_DIRECTIVE_
Repeat the whole listing exactly.

_MATERIAL SHOWN_
■ ■ ■

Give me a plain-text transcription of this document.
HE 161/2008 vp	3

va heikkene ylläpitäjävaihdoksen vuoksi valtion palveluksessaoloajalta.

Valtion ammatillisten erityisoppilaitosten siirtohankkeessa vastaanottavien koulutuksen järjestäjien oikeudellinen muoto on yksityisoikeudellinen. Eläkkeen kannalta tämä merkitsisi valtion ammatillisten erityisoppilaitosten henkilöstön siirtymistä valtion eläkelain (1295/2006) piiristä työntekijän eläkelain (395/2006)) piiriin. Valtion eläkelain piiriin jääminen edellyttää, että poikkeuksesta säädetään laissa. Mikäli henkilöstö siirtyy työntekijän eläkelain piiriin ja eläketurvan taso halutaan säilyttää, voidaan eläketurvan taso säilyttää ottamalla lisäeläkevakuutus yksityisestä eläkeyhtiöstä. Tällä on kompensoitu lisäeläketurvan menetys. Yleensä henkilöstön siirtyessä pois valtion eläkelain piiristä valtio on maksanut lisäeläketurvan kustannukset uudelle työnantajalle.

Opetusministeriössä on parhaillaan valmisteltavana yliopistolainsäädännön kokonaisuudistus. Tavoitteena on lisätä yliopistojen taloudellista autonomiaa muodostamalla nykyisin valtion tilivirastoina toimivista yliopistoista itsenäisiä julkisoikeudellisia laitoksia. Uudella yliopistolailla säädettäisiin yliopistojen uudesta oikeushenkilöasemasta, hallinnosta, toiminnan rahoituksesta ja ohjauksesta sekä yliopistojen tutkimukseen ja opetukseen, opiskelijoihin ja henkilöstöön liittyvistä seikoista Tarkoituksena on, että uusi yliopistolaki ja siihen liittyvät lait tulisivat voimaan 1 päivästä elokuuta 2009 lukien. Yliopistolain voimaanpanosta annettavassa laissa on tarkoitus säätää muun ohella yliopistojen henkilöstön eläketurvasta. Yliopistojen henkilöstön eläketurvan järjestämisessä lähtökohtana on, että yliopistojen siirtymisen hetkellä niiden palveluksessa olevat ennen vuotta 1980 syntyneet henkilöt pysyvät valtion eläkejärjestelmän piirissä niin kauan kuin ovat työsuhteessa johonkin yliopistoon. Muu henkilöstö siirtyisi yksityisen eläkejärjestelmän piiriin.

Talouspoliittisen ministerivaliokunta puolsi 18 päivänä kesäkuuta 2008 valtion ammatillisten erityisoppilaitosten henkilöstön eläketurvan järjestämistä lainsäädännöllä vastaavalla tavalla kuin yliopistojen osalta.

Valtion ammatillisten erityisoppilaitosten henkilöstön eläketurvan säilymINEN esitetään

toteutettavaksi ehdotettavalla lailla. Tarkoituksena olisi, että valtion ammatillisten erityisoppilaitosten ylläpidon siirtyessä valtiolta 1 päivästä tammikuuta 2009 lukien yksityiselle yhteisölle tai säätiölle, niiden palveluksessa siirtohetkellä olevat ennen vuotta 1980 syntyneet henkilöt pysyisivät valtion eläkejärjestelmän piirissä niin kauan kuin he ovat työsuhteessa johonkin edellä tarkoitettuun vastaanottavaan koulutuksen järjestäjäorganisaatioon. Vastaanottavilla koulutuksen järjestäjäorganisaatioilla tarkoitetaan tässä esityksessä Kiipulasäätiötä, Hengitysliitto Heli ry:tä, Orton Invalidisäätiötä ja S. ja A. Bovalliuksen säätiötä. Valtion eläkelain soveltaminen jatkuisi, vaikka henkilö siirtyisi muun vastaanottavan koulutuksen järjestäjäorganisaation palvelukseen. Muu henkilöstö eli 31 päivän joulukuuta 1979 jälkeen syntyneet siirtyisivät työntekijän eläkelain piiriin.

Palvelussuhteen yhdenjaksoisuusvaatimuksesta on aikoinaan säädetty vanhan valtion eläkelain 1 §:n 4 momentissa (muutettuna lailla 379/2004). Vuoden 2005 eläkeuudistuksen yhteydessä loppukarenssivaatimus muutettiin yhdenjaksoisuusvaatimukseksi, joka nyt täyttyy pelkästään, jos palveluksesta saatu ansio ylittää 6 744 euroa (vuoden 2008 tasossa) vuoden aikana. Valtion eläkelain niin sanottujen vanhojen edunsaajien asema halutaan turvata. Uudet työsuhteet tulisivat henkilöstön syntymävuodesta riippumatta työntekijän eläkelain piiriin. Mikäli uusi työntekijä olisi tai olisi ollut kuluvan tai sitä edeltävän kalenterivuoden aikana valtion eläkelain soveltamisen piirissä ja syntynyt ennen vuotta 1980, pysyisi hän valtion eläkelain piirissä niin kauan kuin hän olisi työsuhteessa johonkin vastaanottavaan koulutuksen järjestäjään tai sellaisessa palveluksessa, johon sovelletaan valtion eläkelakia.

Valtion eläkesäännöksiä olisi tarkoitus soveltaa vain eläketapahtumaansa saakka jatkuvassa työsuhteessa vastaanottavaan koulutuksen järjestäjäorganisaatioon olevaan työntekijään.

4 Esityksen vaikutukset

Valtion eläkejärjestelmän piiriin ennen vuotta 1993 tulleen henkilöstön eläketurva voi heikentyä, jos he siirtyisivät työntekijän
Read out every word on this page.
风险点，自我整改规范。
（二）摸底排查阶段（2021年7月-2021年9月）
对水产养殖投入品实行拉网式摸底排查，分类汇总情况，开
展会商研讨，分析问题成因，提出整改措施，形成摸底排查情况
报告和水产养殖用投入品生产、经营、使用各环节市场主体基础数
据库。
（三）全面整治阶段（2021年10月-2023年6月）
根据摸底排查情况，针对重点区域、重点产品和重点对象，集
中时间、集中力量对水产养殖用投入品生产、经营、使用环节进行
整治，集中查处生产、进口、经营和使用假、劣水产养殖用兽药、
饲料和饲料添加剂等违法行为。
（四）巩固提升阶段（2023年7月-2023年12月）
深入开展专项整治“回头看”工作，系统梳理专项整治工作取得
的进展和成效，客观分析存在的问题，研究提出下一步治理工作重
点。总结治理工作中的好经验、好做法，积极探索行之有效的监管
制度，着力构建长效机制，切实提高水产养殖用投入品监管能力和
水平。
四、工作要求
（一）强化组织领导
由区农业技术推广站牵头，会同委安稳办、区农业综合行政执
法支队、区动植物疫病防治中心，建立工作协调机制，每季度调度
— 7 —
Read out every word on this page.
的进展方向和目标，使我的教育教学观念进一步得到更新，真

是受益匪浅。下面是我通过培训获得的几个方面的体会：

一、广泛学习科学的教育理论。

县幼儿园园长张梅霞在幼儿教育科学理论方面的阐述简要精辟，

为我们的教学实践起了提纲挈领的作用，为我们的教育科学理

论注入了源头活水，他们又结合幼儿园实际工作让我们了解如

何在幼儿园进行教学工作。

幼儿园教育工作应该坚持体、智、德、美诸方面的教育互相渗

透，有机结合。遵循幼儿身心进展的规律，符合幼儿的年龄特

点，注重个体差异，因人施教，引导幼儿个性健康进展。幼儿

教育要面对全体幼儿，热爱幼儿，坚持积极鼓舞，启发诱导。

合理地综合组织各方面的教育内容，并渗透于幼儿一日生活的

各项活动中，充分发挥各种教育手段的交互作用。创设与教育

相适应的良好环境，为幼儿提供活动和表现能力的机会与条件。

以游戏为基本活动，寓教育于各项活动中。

■ ■ ■

_SOLUTION FOR THIS PROBLEM_
Give me a plain-text transcription of this document.
HE 161/2008 vp	3

va heikkene ylläpitäjävaihdoksen vuoksi valtion palveluksessaoloajalta.

Valtion ammatillisten erityisoppilaitosten siirtohankkeessa vastaanottavien koulutuksen järjestäjien oikeudellinen muoto on yksityisoikeudellinen. Eläkkeen kannalta tämä merkitsisi valtion ammatillisten erityisoppilaitosten henkilöstön siirtymistä valtion eläkelain (1295/2006) piiristä työntekijän eläkelain (395/2006)) piiriin. Valtion eläkelain piiriin jääminen edellyttää, että poikkeuksesta säädetään laissa. Mikäli henkilöstö siirtyy työntekijän eläkelain piiriin ja eläketurvan taso halutaan säilyttää, voidaan eläketurvan taso säilyttää ottamalla lisäeläkevakuutus yksityisestä eläkeyhtiöstä. Tällä on kompensoitu lisäeläketurvan menetys. Yleensä henkilöstön siirtyessä pois valtion eläkelain piiristä valtio on maksanut lisäeläketurvan kustannukset uudelle työnantajalle.

Opetusministeriössä on parhaillaan valmisteltavana yliopistolainsäädännön kokonaisuudistus. Tavoitteena on lisätä yliopistojen taloudellista autonomiaa muodostamalla nykyisin valtion tilivirastoina toimivista yliopistoista itsenäisiä julkisoikeudellisia laitoksia. Uudella yliopistolailla säädettäisiin yliopistojen uudesta oikeushenkilöasemasta, hallinnosta, toiminnan rahoituksesta ja ohjauksesta sekä yliopistojen tutkimukseen ja opetukseen, opiskelijoihin ja henkilöstöön liittyvistä seikoista Tarkoituksena on, että uusi yliopistolaki ja siihen liittyvät lait tulisivat voimaan 1 päivästä elokuuta 2009 lukien. Yliopistolain voimaanpanosta annettavassa laissa on tarkoitus säätää muun ohella yliopistojen henkilöstön eläketurvasta. Yliopistojen henkilöstön eläketurvan järjestämisessä lähtökohtana on, että yliopistojen siirtymisen hetkellä niiden palveluksessa olevat ennen vuotta 1980 syntyneet henkilöt pysyvät valtion eläkejärjestelmän piirissä niin kauan kuin ovat työsuhteessa johonkin yliopistoon. Muu henkilöstö siirtyisi yksityisen eläkejärjestelmän piiriin.

Talouspoliittisen ministerivaliokunta puolsi 18 päivänä kesäkuuta 2008 valtion ammatillisten erityisoppilaitosten henkilöstön eläketurvan järjestämistä lainsäädännöllä vastaavalla tavalla kuin yliopistojen osalta.

Valtion ammatillisten erityisoppilaitosten henkilöstön eläketurvan säilymINEN esitetään

toteutettavaksi ehdotettavalla lailla. Tarkoituksena olisi, että valtion ammatillisten erityisoppilaitosten ylläpidon siirtyessä valtiolta 1 päivästä tammikuuta 2009 lukien yksityiselle yhteisölle tai säätiölle, niiden palveluksessa siirtohetkellä olevat ennen vuotta 1980 syntyneet henkilöt pysyisivät valtion eläkejärjestelmän piirissä niin kauan kuin he ovat työsuhteessa johonkin edellä tarkoitettuun vastaanottavaan koulutuksen järjestäjäorganisaatioon. Vastaanottavilla koulutuksen järjestäjäorganisaatioilla tarkoitetaan tässä esityksessä Kiipulasäätiötä, Hengitysliitto Heli ry:tä, Orton Invalidisäätiötä ja S. ja A. Bovalliuksen säätiötä. Valtion eläkelain soveltaminen jatkuisi, vaikka henkilö siirtyisi muun vastaanottavan koulutuksen järjestäjäorganisaation palvelukseen. Muu henkilöstö eli 31 päivän joulukuuta 1979 jälkeen syntyneet siirtyisivät työntekijän eläkelain piiriin.

Palvelussuhteen yhdenjaksoisuusvaatimuksesta on aikoinaan säädetty vanhan valtion eläkelain 1 §:n 4 momentissa (muutettuna lailla 379/2004). Vuoden 2005 eläkeuudistuksen yhteydessä loppukarenssivaatimus muutettiin yhdenjaksoisuusvaatimukseksi, joka nyt täyttyy pelkästään, jos palveluksesta saatu ansio ylittää 6 744 euroa (vuoden 2008 tasossa) vuoden aikana. Valtion eläkelain niin sanottujen vanhojen edunsaajien asema halutaan turvata. Uudet työsuhteet tulisivat henkilöstön syntymävuodesta riippumatta työntekijän eläkelain piiriin. Mikäli uusi työntekijä olisi tai olisi ollut kuluvan tai sitä edeltävän kalenterivuoden aikana valtion eläkelain soveltamisen piirissä ja syntynyt ennen vuotta 1980, pysyisi hän valtion eläkelain piirissä niin kauan kuin hän olisi työsuhteessa johonkin vastaanottavaan koulutuksen järjestäjään tai sellaisessa palveluksessa, johon sovelletaan valtion eläkelakia.

Valtion eläkesäännöksiä olisi tarkoitus soveltaa vain eläketapahtumaansa saakka jatkuvassa työsuhteessa vastaanottavaan koulutuksen järjestäjäorganisaatioon olevaan työntekijään.

4 Esityksen vaikutukset

Valtion eläkejärjestelmän piiriin ennen vuotta 1993 tulleen henkilöstön eläketurva voi heikentyä, jos he siirtyisivät työntekijän
Read out every word on this page.
风险点，自我整改规范。
（二）摸底排查阶段（2021年7月-2021年9月）
对水产养殖投入品实行拉网式摸底排查，分类汇总情况，开
展会商研讨，分析问题成因，提出整改措施，形成摸底排查情况
报告和水产养殖用投入品生产、经营、使用各环节市场主体基础数
据库。
（三）全面整治阶段（2021年10月-2023年6月）
根据摸底排查情况，针对重点区域、重点产品和重点对象，集
中时间、集中力量对水产养殖用投入品生产、经营、使用环节进行
整治，集中查处生产、进口、经营和使用假、劣水产养殖用兽药、
饲料和饲料添加剂等违法行为。
（四）巩固提升阶段（2023年7月-2023年12月）
深入开展专项整治“回头看”工作，系统梳理专项整治工作取得
的进展和成效，客观分析存在的问题，研究提出下一步治理工作重
点。总结治理工作中的好经验、好做法，积极探索行之有效的监管
制度，着力构建长效机制，切实提高水产养殖用投入品监管能力和
水平。
四、工作要求
（一）强化组织领导
由区农业技术推广站牵头，会同委安稳办、区农业综合行政执
法支队、区动植物疫病防治中心，建立工作协调机制，每季度调度
— 7 —
Read out every word on this page.
的进展方向和目标，使我的教育教学观念进一步得到更新，真

是受益匪浅。下面是我通过培训获得的几个方面的体会：

一、广泛学习科学的教育理论。

县幼儿园园长张梅霞在幼儿教育科学理论方面的阐述简要精辟，

为我们的教学实践起了提纲挈领的作用，为我们的教育科学理

论注入了源头活水，他们又结合幼儿园实际工作让我们了解如

何在幼儿园进行教学工作。

幼儿园教育工作应该坚持体、智、德、美诸方面的教育互相渗

透，有机结合。遵循幼儿身心进展的规律，符合幼儿的年龄特

点，注重个体差异，因人施教，引导幼儿个性健康进展。幼儿

教育要面对全体幼儿，热爱幼儿，坚持积极鼓舞，启发诱导。

合理地综合组织各方面的教育内容，并渗透于幼儿一日生活的

各项活动中，充分发挥各种教育手段的交互作用。创设与教育

相适应的良好环境，为幼儿提供活动和表现能力的机会与条件。

以游戏为基本活动，寓教育于各项活动中。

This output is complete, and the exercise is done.